[BEGIN]

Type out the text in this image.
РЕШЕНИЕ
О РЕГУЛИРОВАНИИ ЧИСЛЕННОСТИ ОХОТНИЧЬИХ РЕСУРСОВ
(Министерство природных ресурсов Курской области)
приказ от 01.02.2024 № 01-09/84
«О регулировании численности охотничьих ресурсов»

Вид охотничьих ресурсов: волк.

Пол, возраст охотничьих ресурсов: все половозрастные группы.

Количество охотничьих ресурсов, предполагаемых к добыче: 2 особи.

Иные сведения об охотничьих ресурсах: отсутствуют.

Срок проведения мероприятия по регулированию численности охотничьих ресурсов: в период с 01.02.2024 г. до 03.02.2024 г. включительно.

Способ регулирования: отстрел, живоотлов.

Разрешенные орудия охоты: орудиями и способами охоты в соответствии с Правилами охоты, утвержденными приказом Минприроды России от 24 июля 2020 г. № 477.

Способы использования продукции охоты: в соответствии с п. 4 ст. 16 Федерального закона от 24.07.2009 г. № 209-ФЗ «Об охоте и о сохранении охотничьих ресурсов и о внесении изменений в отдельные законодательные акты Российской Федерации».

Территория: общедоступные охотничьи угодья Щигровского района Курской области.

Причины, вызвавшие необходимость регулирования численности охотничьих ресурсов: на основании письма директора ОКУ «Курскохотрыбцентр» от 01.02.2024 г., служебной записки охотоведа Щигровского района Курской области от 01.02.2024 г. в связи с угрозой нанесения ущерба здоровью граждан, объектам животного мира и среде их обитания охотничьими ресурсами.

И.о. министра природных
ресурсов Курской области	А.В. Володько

[END]

**Task prompt:** Count the lines in the entries that hold the word "охоты", and give nothing but the total.

**Exercise solution:** 2